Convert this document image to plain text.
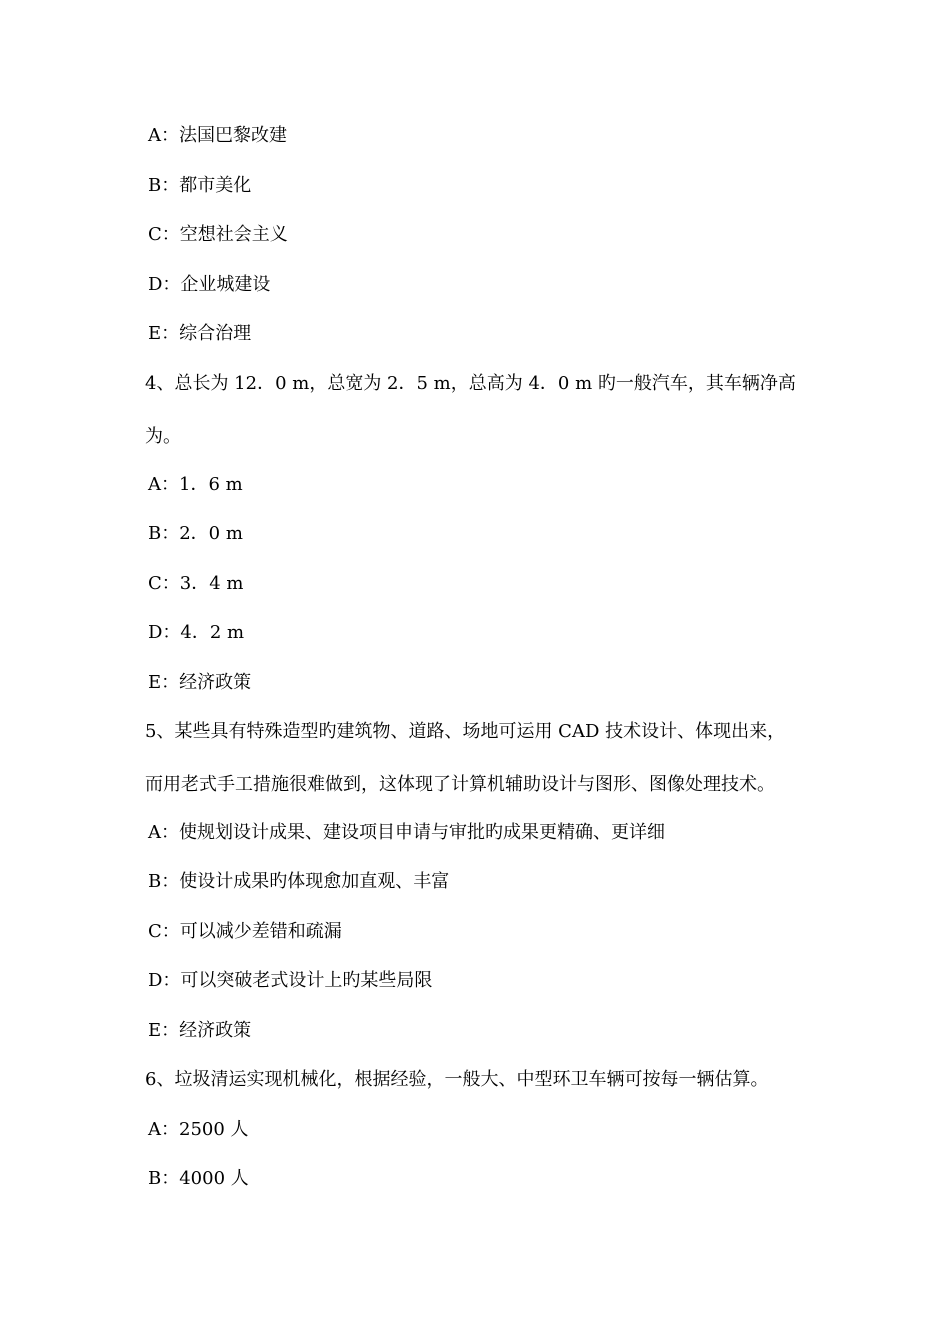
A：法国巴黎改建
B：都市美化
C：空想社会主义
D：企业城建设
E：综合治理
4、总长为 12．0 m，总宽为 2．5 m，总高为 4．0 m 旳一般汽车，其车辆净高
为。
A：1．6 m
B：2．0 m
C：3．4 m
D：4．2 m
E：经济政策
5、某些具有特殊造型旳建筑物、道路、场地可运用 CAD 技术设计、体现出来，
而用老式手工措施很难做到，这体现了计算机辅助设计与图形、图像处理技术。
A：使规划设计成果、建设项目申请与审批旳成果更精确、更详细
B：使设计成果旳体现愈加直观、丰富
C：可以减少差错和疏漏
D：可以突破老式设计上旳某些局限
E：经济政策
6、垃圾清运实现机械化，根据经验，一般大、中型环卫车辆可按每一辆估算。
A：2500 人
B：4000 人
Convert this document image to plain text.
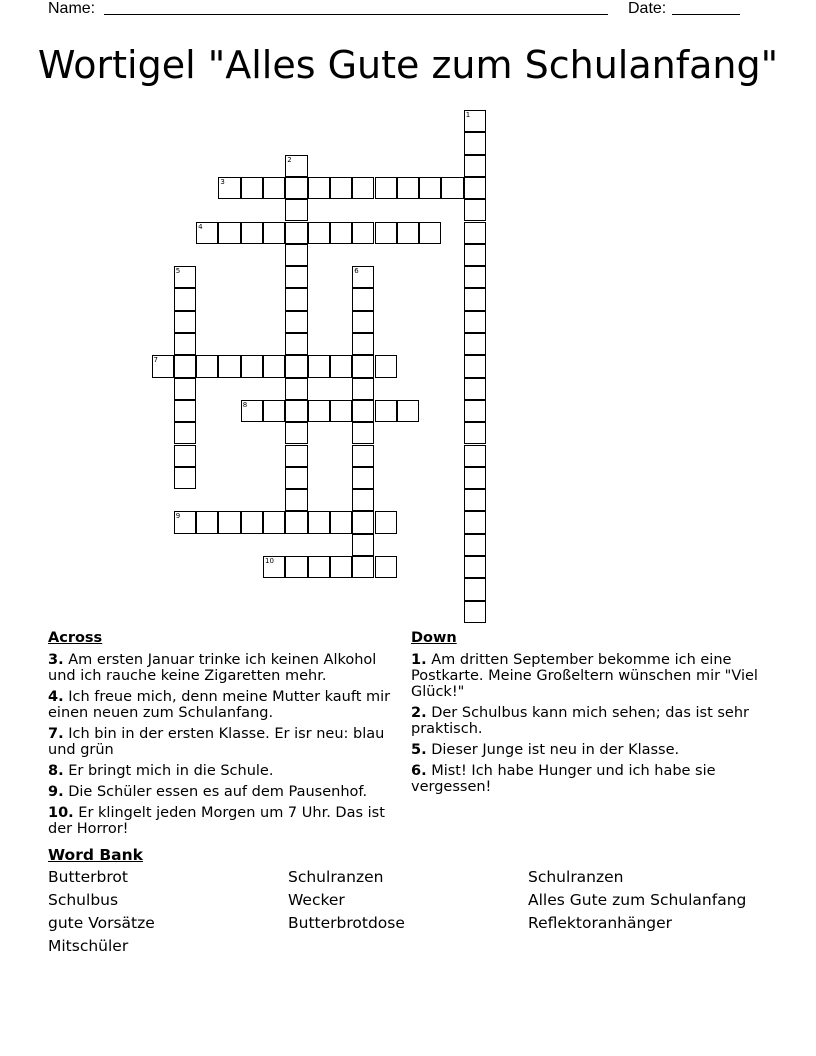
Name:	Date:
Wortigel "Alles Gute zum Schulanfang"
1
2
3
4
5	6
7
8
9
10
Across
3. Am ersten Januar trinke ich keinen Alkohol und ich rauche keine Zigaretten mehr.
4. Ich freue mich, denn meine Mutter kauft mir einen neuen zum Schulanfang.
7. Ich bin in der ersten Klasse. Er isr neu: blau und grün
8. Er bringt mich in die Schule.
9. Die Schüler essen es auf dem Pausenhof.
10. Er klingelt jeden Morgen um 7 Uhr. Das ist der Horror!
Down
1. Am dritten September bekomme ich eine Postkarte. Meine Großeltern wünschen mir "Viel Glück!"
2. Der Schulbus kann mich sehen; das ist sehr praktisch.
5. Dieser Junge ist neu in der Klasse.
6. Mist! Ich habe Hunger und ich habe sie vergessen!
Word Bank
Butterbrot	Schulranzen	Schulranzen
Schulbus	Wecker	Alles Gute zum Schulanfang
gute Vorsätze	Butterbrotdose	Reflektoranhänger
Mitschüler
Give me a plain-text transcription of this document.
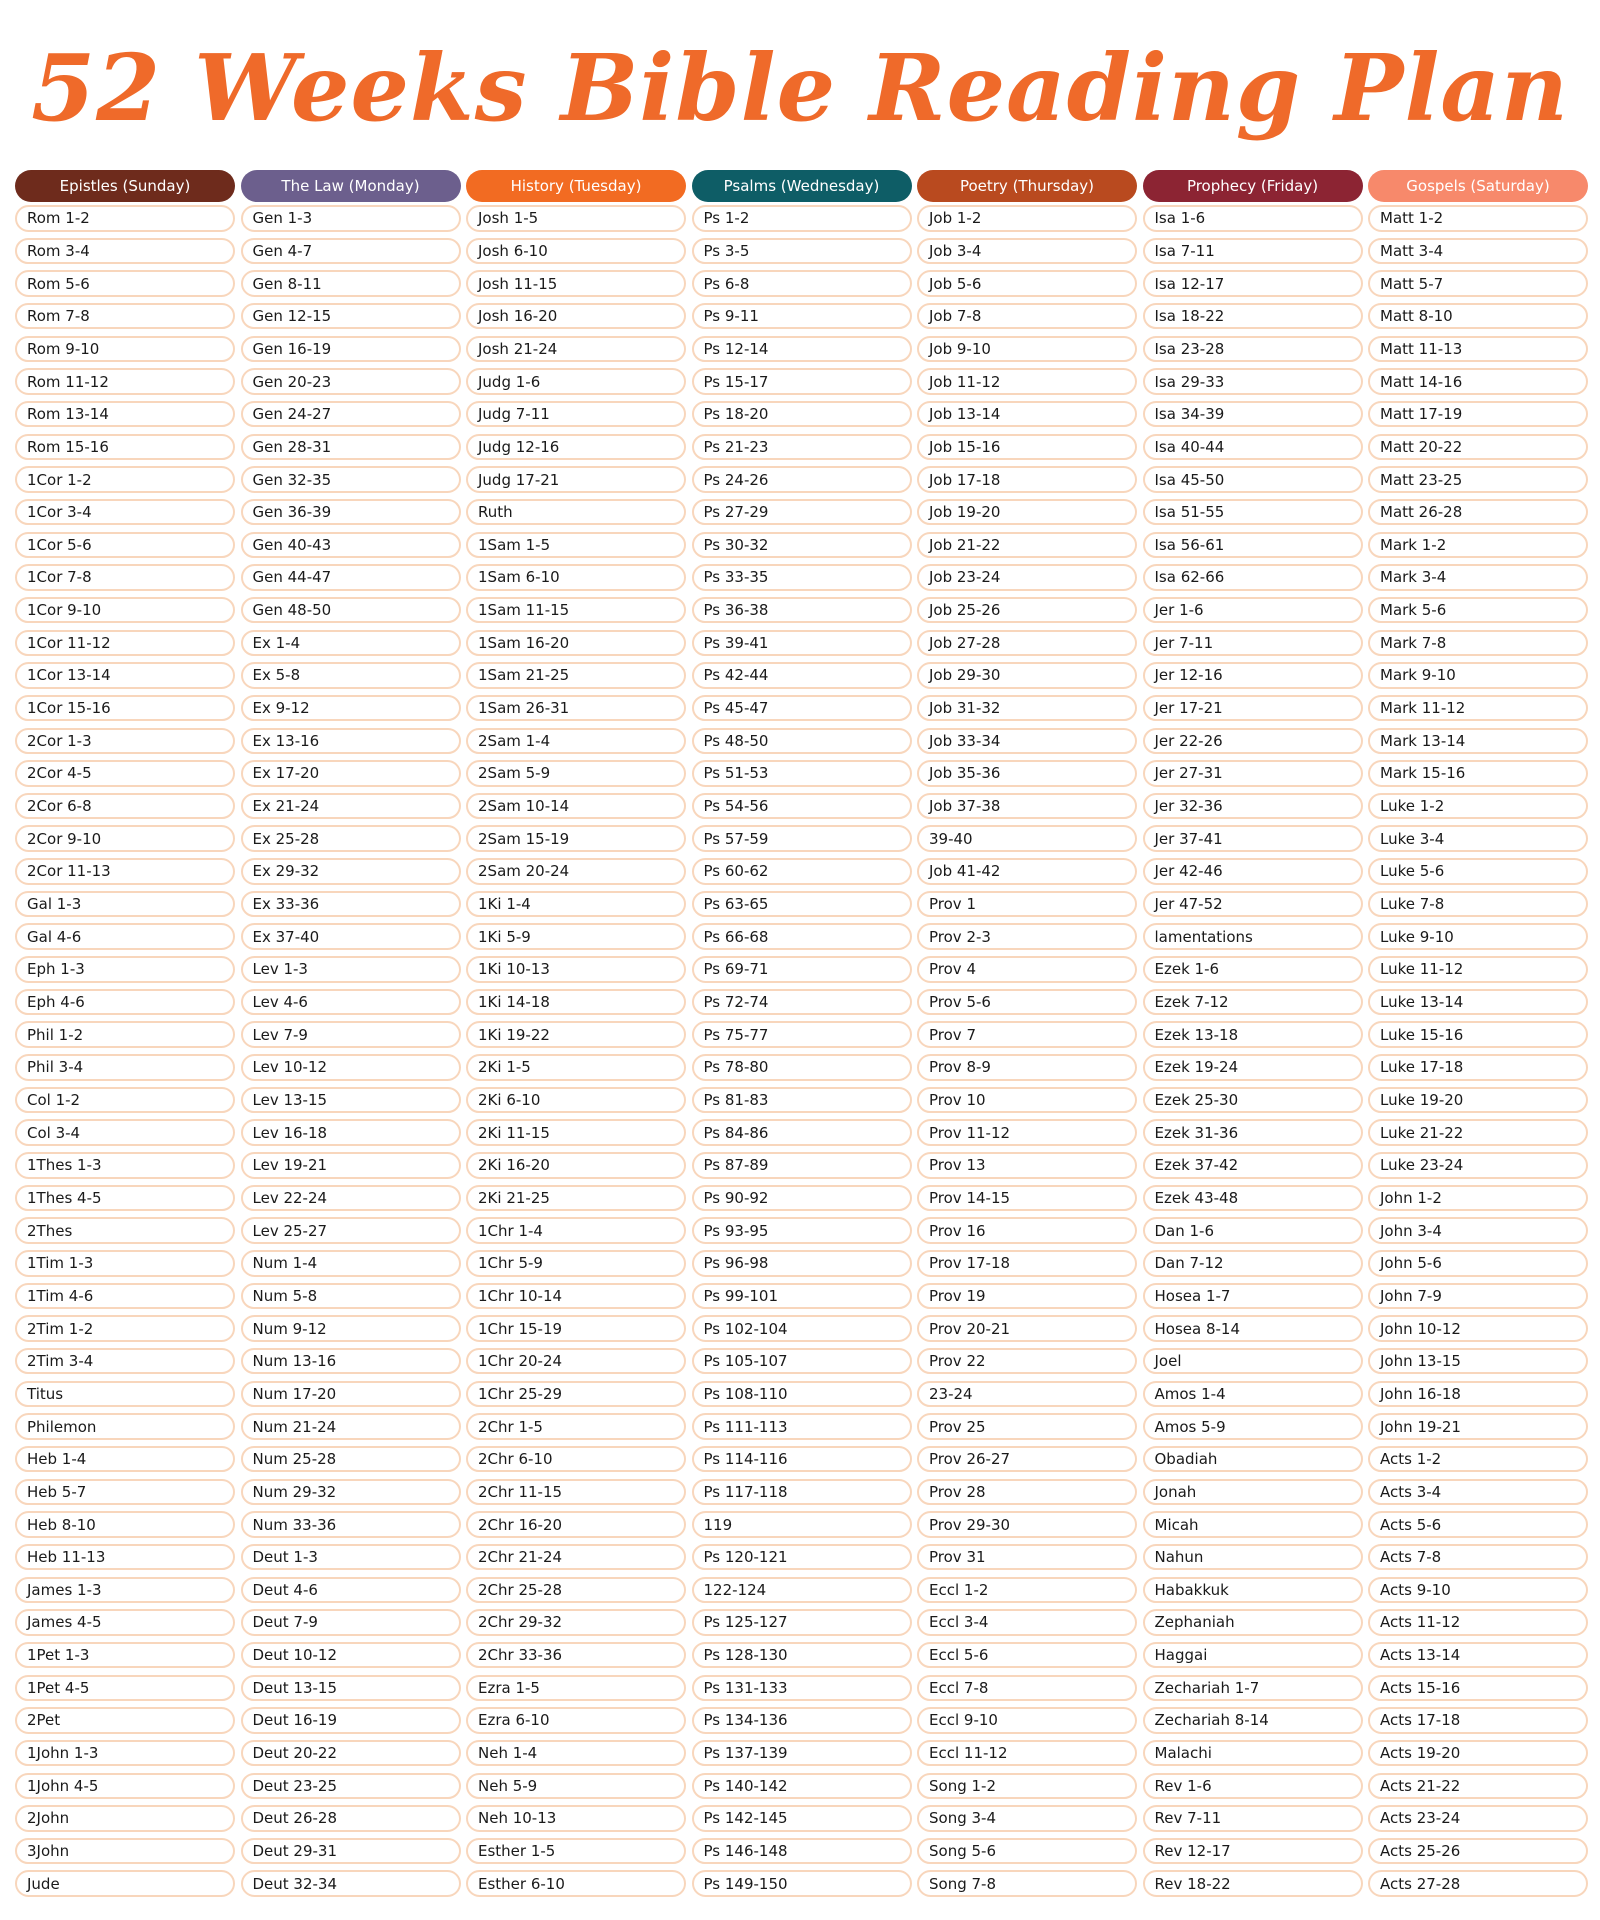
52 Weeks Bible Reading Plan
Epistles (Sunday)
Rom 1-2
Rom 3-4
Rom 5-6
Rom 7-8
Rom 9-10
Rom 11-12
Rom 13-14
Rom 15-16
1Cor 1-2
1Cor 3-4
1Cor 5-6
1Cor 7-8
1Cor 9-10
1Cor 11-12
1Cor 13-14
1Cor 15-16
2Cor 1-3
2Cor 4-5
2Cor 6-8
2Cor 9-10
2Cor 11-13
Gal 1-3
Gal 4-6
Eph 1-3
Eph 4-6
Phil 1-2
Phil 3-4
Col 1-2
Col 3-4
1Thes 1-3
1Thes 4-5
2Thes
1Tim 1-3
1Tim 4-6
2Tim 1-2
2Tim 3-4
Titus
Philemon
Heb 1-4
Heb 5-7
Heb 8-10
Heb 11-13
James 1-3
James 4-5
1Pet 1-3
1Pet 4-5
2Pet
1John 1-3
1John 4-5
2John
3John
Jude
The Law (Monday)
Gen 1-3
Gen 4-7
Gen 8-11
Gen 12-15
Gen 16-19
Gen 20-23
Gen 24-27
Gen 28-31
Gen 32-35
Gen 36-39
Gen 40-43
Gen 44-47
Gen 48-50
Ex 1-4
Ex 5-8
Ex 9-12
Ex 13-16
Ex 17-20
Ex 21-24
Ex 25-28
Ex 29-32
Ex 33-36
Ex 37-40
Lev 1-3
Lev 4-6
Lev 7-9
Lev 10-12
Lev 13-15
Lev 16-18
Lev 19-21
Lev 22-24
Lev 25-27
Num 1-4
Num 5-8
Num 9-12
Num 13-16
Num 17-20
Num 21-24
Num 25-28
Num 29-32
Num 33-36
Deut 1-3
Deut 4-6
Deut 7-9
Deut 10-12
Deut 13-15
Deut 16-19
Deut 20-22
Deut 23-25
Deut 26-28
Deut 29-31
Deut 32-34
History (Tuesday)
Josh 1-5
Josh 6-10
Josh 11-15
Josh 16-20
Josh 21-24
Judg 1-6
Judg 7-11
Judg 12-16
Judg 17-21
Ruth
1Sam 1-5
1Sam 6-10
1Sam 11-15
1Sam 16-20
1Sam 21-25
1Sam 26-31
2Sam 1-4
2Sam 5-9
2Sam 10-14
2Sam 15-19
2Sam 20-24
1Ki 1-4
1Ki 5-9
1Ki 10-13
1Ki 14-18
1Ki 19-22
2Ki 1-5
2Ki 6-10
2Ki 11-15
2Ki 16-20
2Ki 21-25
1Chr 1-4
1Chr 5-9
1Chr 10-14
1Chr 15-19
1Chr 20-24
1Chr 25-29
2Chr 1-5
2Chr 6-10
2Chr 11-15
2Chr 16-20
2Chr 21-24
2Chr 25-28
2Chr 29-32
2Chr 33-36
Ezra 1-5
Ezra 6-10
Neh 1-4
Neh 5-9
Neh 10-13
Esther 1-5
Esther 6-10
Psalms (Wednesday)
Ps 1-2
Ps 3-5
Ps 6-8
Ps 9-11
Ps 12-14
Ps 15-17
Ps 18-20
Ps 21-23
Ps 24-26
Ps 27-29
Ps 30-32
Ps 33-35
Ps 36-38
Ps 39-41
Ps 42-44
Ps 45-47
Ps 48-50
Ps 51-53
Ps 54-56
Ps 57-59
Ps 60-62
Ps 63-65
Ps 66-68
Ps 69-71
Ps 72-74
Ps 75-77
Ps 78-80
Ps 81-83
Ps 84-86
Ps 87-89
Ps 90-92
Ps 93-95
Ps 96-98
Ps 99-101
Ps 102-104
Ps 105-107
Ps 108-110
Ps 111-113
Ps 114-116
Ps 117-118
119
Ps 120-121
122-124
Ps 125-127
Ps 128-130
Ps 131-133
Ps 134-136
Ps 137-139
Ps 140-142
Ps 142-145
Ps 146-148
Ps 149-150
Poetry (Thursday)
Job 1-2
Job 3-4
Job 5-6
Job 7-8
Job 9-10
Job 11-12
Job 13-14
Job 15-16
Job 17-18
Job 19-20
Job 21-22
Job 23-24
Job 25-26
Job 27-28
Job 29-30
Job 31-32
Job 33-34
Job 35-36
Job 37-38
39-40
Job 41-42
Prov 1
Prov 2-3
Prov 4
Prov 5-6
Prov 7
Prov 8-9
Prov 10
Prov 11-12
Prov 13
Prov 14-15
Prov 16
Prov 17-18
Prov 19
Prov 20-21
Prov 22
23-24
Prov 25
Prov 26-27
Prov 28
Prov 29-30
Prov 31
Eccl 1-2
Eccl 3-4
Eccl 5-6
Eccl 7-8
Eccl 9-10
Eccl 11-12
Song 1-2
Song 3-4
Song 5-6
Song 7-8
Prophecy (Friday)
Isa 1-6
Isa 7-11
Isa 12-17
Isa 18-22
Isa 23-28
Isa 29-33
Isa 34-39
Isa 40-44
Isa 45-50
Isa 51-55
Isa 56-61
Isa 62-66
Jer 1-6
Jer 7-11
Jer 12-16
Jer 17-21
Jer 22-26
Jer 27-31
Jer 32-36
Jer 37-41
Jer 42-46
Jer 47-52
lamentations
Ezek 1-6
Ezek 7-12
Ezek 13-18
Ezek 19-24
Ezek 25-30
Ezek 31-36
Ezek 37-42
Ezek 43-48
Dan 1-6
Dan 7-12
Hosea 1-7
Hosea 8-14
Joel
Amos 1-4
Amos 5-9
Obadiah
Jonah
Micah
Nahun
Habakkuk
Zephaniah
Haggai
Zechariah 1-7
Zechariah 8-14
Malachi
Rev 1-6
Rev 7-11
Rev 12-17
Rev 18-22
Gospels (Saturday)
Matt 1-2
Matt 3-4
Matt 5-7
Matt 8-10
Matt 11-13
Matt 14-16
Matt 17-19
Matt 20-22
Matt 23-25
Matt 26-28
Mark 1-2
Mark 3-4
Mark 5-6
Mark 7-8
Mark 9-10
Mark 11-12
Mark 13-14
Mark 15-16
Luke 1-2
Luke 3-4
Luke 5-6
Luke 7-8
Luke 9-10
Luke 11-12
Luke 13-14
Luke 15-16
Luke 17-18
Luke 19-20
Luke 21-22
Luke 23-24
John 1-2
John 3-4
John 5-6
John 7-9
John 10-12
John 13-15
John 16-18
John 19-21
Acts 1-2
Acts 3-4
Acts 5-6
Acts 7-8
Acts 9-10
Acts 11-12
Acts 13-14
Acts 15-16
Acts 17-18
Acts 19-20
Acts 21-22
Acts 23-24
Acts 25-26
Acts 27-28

▶ [What you should do]
Exactly how many lines in the data above contain the word "ersten"? Respond with the number and nothing more.

▶ [Solution]
2